## Data records
--- Begin ---

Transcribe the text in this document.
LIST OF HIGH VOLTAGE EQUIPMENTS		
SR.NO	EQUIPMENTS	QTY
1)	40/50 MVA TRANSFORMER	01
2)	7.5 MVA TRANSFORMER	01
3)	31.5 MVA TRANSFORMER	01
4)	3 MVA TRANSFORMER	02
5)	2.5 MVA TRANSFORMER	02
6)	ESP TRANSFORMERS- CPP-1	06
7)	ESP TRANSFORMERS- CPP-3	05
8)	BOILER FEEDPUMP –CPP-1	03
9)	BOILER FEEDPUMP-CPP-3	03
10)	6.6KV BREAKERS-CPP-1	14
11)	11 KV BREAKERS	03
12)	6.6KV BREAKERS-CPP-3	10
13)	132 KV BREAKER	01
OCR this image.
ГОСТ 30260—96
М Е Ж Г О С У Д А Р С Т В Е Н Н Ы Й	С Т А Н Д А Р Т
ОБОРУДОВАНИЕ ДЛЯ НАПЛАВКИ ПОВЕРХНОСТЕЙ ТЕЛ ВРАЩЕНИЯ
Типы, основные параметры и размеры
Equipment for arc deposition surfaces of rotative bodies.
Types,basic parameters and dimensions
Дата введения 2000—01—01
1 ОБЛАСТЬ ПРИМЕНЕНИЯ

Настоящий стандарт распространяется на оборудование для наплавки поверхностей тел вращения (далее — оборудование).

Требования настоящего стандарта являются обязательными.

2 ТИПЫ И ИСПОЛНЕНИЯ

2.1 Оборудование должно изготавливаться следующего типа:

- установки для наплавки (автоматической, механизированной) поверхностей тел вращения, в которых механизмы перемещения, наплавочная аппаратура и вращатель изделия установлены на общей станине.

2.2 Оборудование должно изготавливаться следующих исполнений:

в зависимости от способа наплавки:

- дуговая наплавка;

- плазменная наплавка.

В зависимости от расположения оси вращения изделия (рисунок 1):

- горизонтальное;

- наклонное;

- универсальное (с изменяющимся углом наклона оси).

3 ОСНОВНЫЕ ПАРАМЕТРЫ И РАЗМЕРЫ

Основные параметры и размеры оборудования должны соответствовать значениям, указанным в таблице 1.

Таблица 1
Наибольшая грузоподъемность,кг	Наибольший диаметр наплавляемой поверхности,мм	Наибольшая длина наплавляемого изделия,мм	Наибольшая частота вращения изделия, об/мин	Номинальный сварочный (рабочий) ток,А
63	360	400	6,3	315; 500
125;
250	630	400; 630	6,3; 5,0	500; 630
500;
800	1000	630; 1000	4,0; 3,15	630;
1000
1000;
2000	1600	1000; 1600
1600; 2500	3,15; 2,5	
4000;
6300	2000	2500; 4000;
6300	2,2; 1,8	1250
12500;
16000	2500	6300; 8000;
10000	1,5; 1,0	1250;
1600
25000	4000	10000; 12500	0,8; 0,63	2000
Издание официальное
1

--- End ---

## INSTRUCTIONS FOR THE TASK
In the listing, how many lines hold "EQUIPMENTS"? Answer with a bare number.

## SOLUTION TO THIS EXERCISE
2